+++ THE INPUT +++

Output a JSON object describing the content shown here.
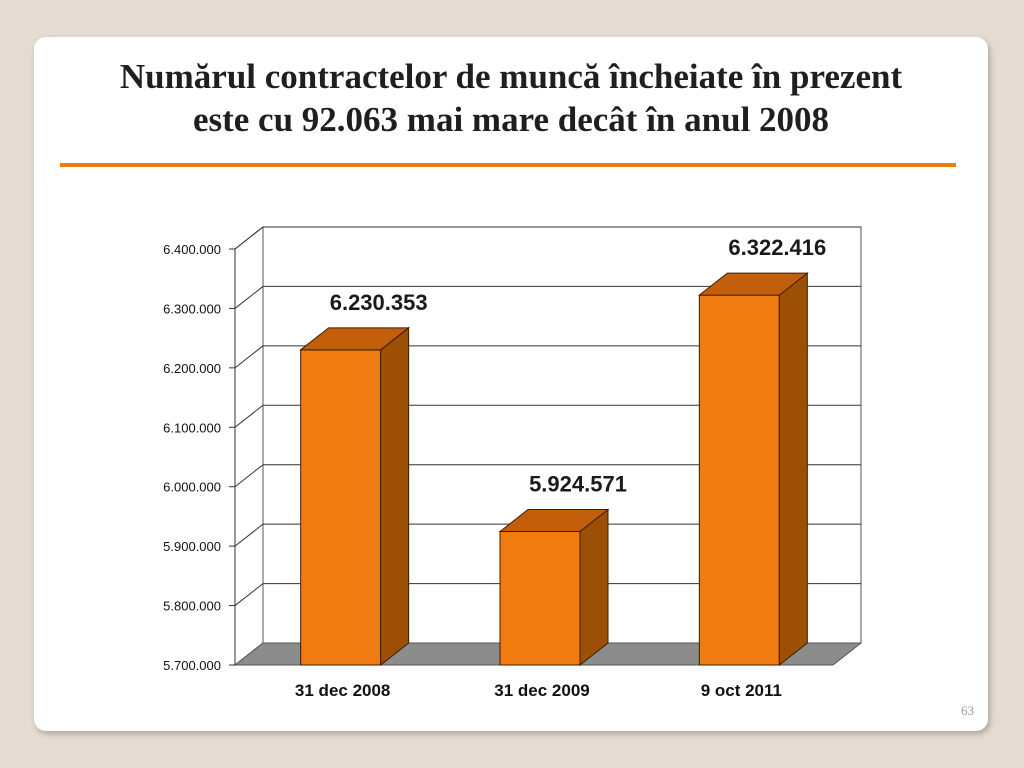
{
  "slide": {
    "title_line1": "Numărul contractelor de muncă încheiate în prezent",
    "title_line2_prefix": "este cu ",
    "title_line2_highlight": "92.063",
    "title_line2_suffix": " mai mare decât în anul 2008",
    "page_number": "63"
  },
  "colors": {
    "accent": "#f07c0f",
    "bar_front": "#f07c0f",
    "bar_side": "#9c4f05",
    "bar_top": "#c35f0a",
    "floor": "#8c8c8c",
    "background": "#e4dcd2"
  },
  "chart_data": {
    "type": "bar",
    "categories": [
      "31 dec 2008",
      "31 dec 2009",
      "9 oct 2011"
    ],
    "values": [
      6230353,
      5924571,
      6322416
    ],
    "value_labels": [
      "6.230.353",
      "5.924.571",
      "6.322.416"
    ],
    "ylim": [
      5700000,
      6400000
    ],
    "yticks": [
      5700000,
      5800000,
      5900000,
      6000000,
      6100000,
      6200000,
      6300000,
      6400000
    ],
    "ytick_labels": [
      "5.700.000",
      "5.800.000",
      "5.900.000",
      "6.000.000",
      "6.100.000",
      "6.200.000",
      "6.300.000",
      "6.400.000"
    ],
    "grid": true,
    "style": "3d-column",
    "legend": "none"
  }
}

+++

Your task is an exact transcription of all the data, minus the pictures.

## [THE SOLUTION]
Output a JSON object describing the content shown here.
{
  "slide": {
    "title_line1": "Numărul contractelor de muncă încheiate în prezent",
    "title_line2_prefix": "este cu ",
    "title_line2_highlight": "92.063",
    "title_line2_suffix": " mai mare decât în anul 2008",
    "page_number": "63"
  },
  "colors": {
    "accent": "#f07c0f",
    "bar_front": "#f07c0f",
    "bar_side": "#9c4f05",
    "bar_top": "#c35f0a",
    "floor": "#8c8c8c",
    "background": "#e4dcd2"
  },
  "chart_data": {
    "type": "bar",
    "categories": [
      "31 dec 2008",
      "31 dec 2009",
      "9 oct 2011"
    ],
    "values": [
      6230353,
      5924571,
      6322416
    ],
    "value_labels": [
      "6.230.353",
      "5.924.571",
      "6.322.416"
    ],
    "ylim": [
      5700000,
      6400000
    ],
    "yticks": [
      5700000,
      5800000,
      5900000,
      6000000,
      6100000,
      6200000,
      6300000,
      6400000
    ],
    "ytick_labels": [
      "5.700.000",
      "5.800.000",
      "5.900.000",
      "6.000.000",
      "6.100.000",
      "6.200.000",
      "6.300.000",
      "6.400.000"
    ],
    "grid": true,
    "style": "3d-column",
    "legend": "none"
  }
}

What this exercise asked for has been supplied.